▶ **WORK TO BE COMPLETED**
Pictures do not belong in your copy. Repeat all the other data exactly.

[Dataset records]
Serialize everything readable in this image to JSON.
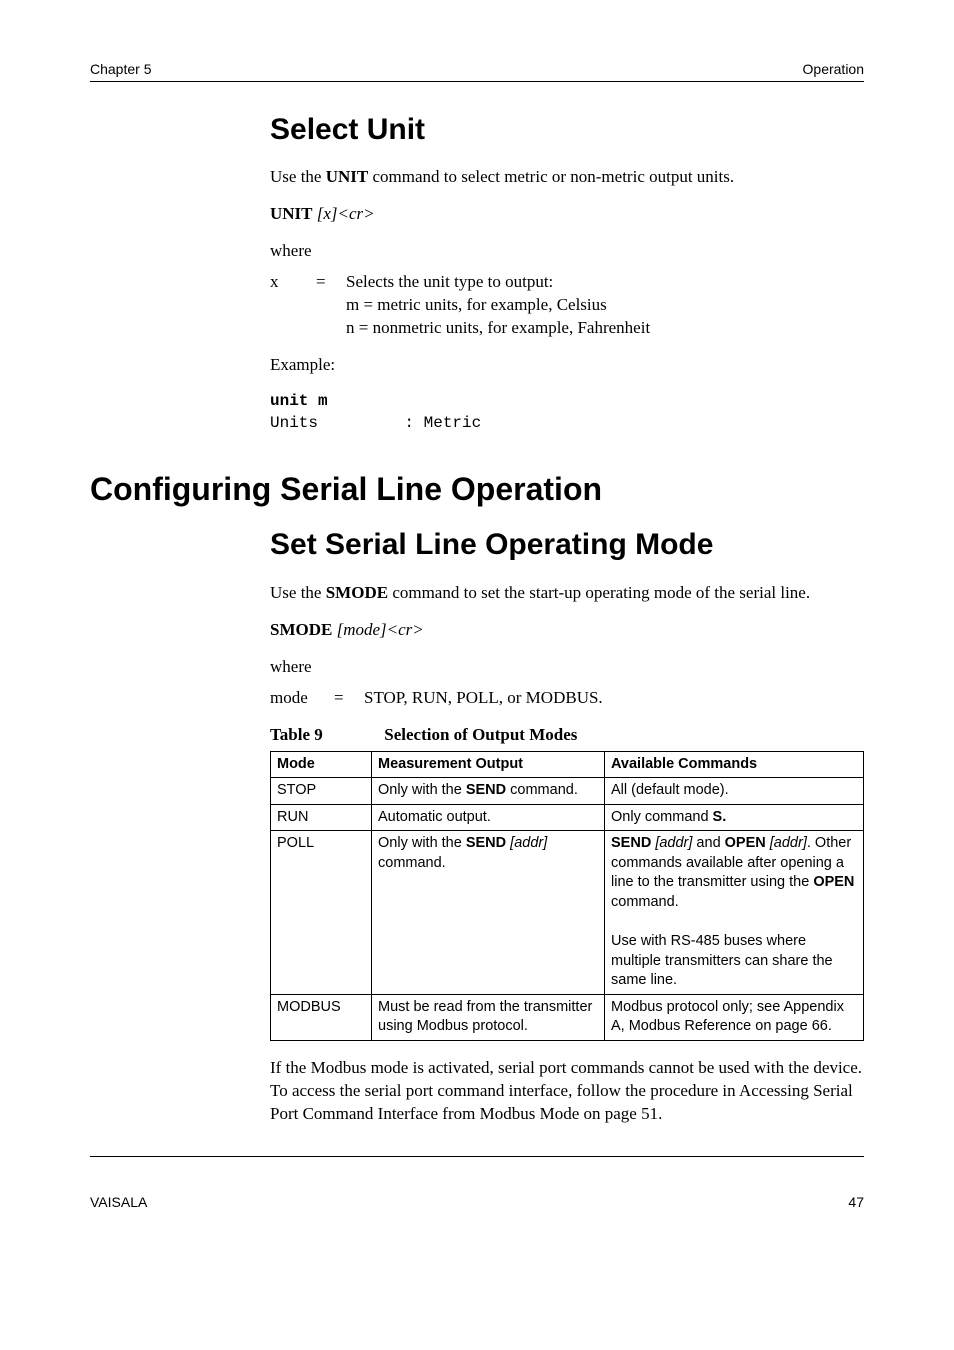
{
  "header": {
    "left": "Chapter 5",
    "rule": "____________________________________________________________________",
    "right": "Operation"
  },
  "footer": {
    "left": "VAISALA",
    "rule": "________________________________________________________________________________",
    "right": "47"
  },
  "select_unit": {
    "heading": "Select Unit",
    "intro_pre": "Use the ",
    "intro_bold": "UNIT",
    "intro_post": " command to select metric or non-metric output units.",
    "syntax_bold": "UNIT",
    "syntax_rest": " [x]<cr>",
    "where": "where",
    "def_sym": "x",
    "def_eq": "=",
    "def_l1": "Selects the unit type to output:",
    "def_l2": "m = metric units, for example, Celsius",
    "def_l3": "n = nonmetric units, for example, Fahrenheit",
    "example_label": "Example:",
    "example_line1": "unit m",
    "example_line2": "Units         : Metric"
  },
  "config": {
    "heading": "Configuring Serial Line Operation",
    "sub_heading": "Set Serial Line Operating Mode",
    "intro_pre": "Use the ",
    "intro_bold": "SMODE",
    "intro_post": " command to set the start-up operating mode of the serial line.",
    "syntax_bold": "SMODE",
    "syntax_rest": " [mode]<cr>",
    "where": "where",
    "def_sym": "mode",
    "def_eq": "=",
    "def_val": "STOP, RUN, POLL, or MODBUS.",
    "table_number": "Table 9",
    "table_title": "Selection of Output Modes",
    "table": {
      "h1": "Mode",
      "h2": "Measurement Output",
      "h3": "Available Commands",
      "rows": [
        {
          "mode": "STOP",
          "meas_pre": "Only with the ",
          "meas_bold": "SEND",
          "meas_post": " command.",
          "avail": "All (default mode)."
        },
        {
          "mode": "RUN",
          "meas_plain": "Automatic output.",
          "avail_pre": "Only command ",
          "avail_bold": "S.",
          "avail_post": ""
        },
        {
          "mode": "POLL",
          "meas_pre": "Only with the ",
          "meas_bold": "SEND",
          "meas_italic": " [addr]",
          "meas_post2": " command.",
          "poll_avail": {
            "l1b1": "SEND",
            "l1i1": " [addr]",
            "l1t1": " and ",
            "l1b2": "OPEN",
            "l1i2": " [addr]",
            "l1t2": ".",
            "l2": "Other commands available after opening a line to the transmitter using the ",
            "l2b": "OPEN",
            "l2t": " command.",
            "blank": "",
            "l3": "Use with RS-485 buses where multiple transmitters can share the same line."
          }
        },
        {
          "mode": "MODBUS",
          "meas_plain": "Must be read from the transmitter using Modbus protocol.",
          "avail_plain": "Modbus protocol only; see Appendix A, Modbus Reference on page 66."
        }
      ]
    },
    "closing": "If the Modbus mode is activated, serial port commands cannot be used with the device. To access the serial port command interface, follow the procedure in Accessing Serial Port Command Interface from  Modbus Mode on page 51."
  }
}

▶ **RESULT**
Serialize everything readable in this image to JSON.
{
  "header": {
    "left": "Chapter 5",
    "rule": "____________________________________________________________________",
    "right": "Operation"
  },
  "footer": {
    "left": "VAISALA",
    "rule": "________________________________________________________________________________",
    "right": "47"
  },
  "select_unit": {
    "heading": "Select Unit",
    "intro_pre": "Use the ",
    "intro_bold": "UNIT",
    "intro_post": " command to select metric or non-metric output units.",
    "syntax_bold": "UNIT",
    "syntax_rest": " [x]<cr>",
    "where": "where",
    "def_sym": "x",
    "def_eq": "=",
    "def_l1": "Selects the unit type to output:",
    "def_l2": "m = metric units, for example, Celsius",
    "def_l3": "n = nonmetric units, for example, Fahrenheit",
    "example_label": "Example:",
    "example_line1": "unit m",
    "example_line2": "Units         : Metric"
  },
  "config": {
    "heading": "Configuring Serial Line Operation",
    "sub_heading": "Set Serial Line Operating Mode",
    "intro_pre": "Use the ",
    "intro_bold": "SMODE",
    "intro_post": " command to set the start-up operating mode of the serial line.",
    "syntax_bold": "SMODE",
    "syntax_rest": " [mode]<cr>",
    "where": "where",
    "def_sym": "mode",
    "def_eq": "=",
    "def_val": "STOP, RUN, POLL, or MODBUS.",
    "table_number": "Table 9",
    "table_title": "Selection of Output Modes",
    "table": {
      "h1": "Mode",
      "h2": "Measurement Output",
      "h3": "Available Commands",
      "rows": [
        {
          "mode": "STOP",
          "meas_pre": "Only with the ",
          "meas_bold": "SEND",
          "meas_post": " command.",
          "avail": "All (default mode)."
        },
        {
          "mode": "RUN",
          "meas_plain": "Automatic output.",
          "avail_pre": "Only command ",
          "avail_bold": "S.",
          "avail_post": ""
        },
        {
          "mode": "POLL",
          "meas_pre": "Only with the ",
          "meas_bold": "SEND",
          "meas_italic": " [addr]",
          "meas_post2": " command.",
          "poll_avail": {
            "l1b1": "SEND",
            "l1i1": " [addr]",
            "l1t1": " and ",
            "l1b2": "OPEN",
            "l1i2": " [addr]",
            "l1t2": ".",
            "l2": "Other commands available after opening a line to the transmitter using the ",
            "l2b": "OPEN",
            "l2t": " command.",
            "blank": "",
            "l3": "Use with RS-485 buses where multiple transmitters can share the same line."
          }
        },
        {
          "mode": "MODBUS",
          "meas_plain": "Must be read from the transmitter using Modbus protocol.",
          "avail_plain": "Modbus protocol only; see Appendix A, Modbus Reference on page 66."
        }
      ]
    },
    "closing": "If the Modbus mode is activated, serial port commands cannot be used with the device. To access the serial port command interface, follow the procedure in Accessing Serial Port Command Interface from  Modbus Mode on page 51."
  }
}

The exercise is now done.